──────── Input material

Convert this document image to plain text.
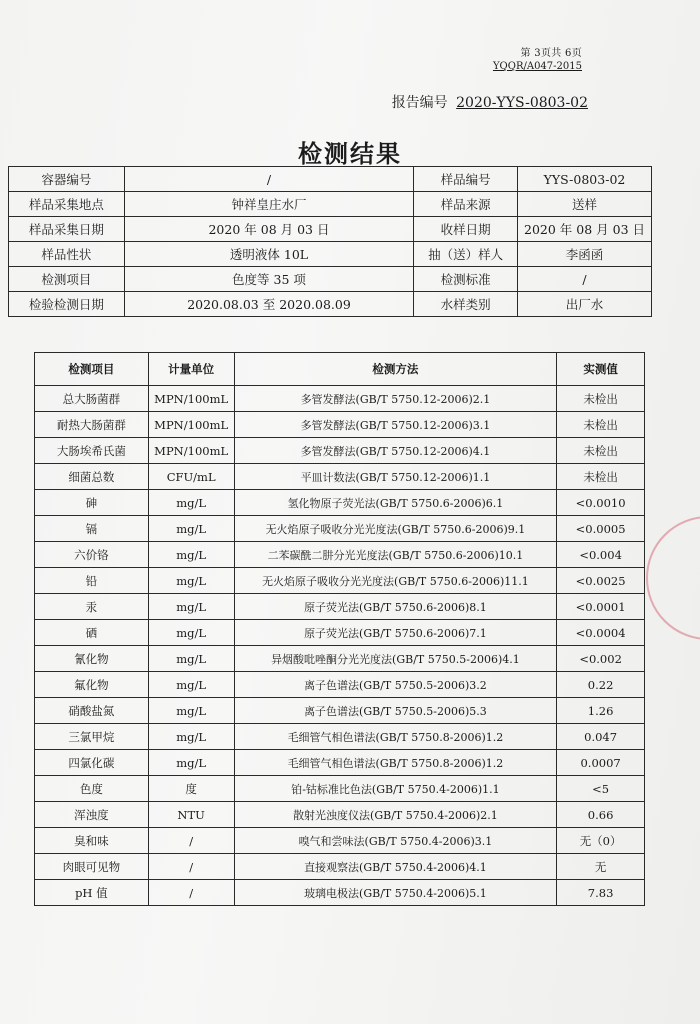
第 3页共 6页
YQQR/A047-2015
报告编号 2020-YYS-0803-02
检测结果
容器编号	/	样品编号	YYS-0803-02
样品采集地点	钟祥皇庄水厂	样品来源	送样
样品采集日期	2020 年 08 月 03 日	收样日期	2020 年 08 月 03 日
样品性状	透明液体 10L	抽（送）样人	李函函
检测项目	色度等 35 项	检测标准	/
检验检测日期	2020.08.03 至 2020.08.09	水样类别	出厂水
检测项目	计量单位	检测方法	实测值
总大肠菌群	MPN/100mL	多管发酵法(GB/T 5750.12-2006)2.1	未检出
耐热大肠菌群	MPN/100mL	多管发酵法(GB/T 5750.12-2006)3.1	未检出
大肠埃希氏菌	MPN/100mL	多管发酵法(GB/T 5750.12-2006)4.1	未检出
细菌总数	CFU/mL	平皿计数法(GB/T 5750.12-2006)1.1	未检出
砷	mg/L	氢化物原子荧光法(GB/T 5750.6-2006)6.1	<0.0010
镉	mg/L	无火焰原子吸收分光光度法(GB/T 5750.6-2006)9.1	<0.0005
六价铬	mg/L	二苯碳酰二肼分光光度法(GB/T 5750.6-2006)10.1	<0.004
铅	mg/L	无火焰原子吸收分光光度法(GB/T 5750.6-2006)11.1	<0.0025
汞	mg/L	原子荧光法(GB/T 5750.6-2006)8.1	<0.0001
硒	mg/L	原子荧光法(GB/T 5750.6-2006)7.1	<0.0004
氰化物	mg/L	异烟酸吡唑酮分光光度法(GB/T 5750.5-2006)4.1	<0.002
氟化物	mg/L	离子色谱法(GB/T 5750.5-2006)3.2	0.22
硝酸盐氮	mg/L	离子色谱法(GB/T 5750.5-2006)5.3	1.26
三氯甲烷	mg/L	毛细管气相色谱法(GB/T 5750.8-2006)1.2	0.047
四氯化碳	mg/L	毛细管气相色谱法(GB/T 5750.8-2006)1.2	0.0007
色度	度	铂-钴标准比色法(GB/T 5750.4-2006)1.1	<5
浑浊度	NTU	散射光浊度仪法(GB/T 5750.4-2006)2.1	0.66
臭和味	/	嗅气和尝味法(GB/T 5750.4-2006)3.1	无（0）
肉眼可见物	/	直接观察法(GB/T 5750.4-2006)4.1	无
pH 值	/	玻璃电极法(GB/T 5750.4-2006)5.1	7.83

────────────────

Reproduce all entries exactly. Pictures do not belong in the copy.

Convert this document image to plain text.
第 3页共 6页
YQQR/A047-2015
报告编号 2020-YYS-0803-02
检测结果
容器编号	/	样品编号	YYS-0803-02
样品采集地点	钟祥皇庄水厂	样品来源	送样
样品采集日期	2020 年 08 月 03 日	收样日期	2020 年 08 月 03 日
样品性状	透明液体 10L	抽（送）样人	李函函
检测项目	色度等 35 项	检测标准	/
检验检测日期	2020.08.03 至 2020.08.09	水样类别	出厂水
检测项目	计量单位	检测方法	实测值
总大肠菌群	MPN/100mL	多管发酵法(GB/T 5750.12-2006)2.1	未检出
耐热大肠菌群	MPN/100mL	多管发酵法(GB/T 5750.12-2006)3.1	未检出
大肠埃希氏菌	MPN/100mL	多管发酵法(GB/T 5750.12-2006)4.1	未检出
细菌总数	CFU/mL	平皿计数法(GB/T 5750.12-2006)1.1	未检出
砷	mg/L	氢化物原子荧光法(GB/T 5750.6-2006)6.1	<0.0010
镉	mg/L	无火焰原子吸收分光光度法(GB/T 5750.6-2006)9.1	<0.0005
六价铬	mg/L	二苯碳酰二肼分光光度法(GB/T 5750.6-2006)10.1	<0.004
铅	mg/L	无火焰原子吸收分光光度法(GB/T 5750.6-2006)11.1	<0.0025
汞	mg/L	原子荧光法(GB/T 5750.6-2006)8.1	<0.0001
硒	mg/L	原子荧光法(GB/T 5750.6-2006)7.1	<0.0004
氰化物	mg/L	异烟酸吡唑酮分光光度法(GB/T 5750.5-2006)4.1	<0.002
氟化物	mg/L	离子色谱法(GB/T 5750.5-2006)3.2	0.22
硝酸盐氮	mg/L	离子色谱法(GB/T 5750.5-2006)5.3	1.26
三氯甲烷	mg/L	毛细管气相色谱法(GB/T 5750.8-2006)1.2	0.047
四氯化碳	mg/L	毛细管气相色谱法(GB/T 5750.8-2006)1.2	0.0007
色度	度	铂-钴标准比色法(GB/T 5750.4-2006)1.1	<5
浑浊度	NTU	散射光浊度仪法(GB/T 5750.4-2006)2.1	0.66
臭和味	/	嗅气和尝味法(GB/T 5750.4-2006)3.1	无（0）
肉眼可见物	/	直接观察法(GB/T 5750.4-2006)4.1	无
pH 值	/	玻璃电极法(GB/T 5750.4-2006)5.1	7.83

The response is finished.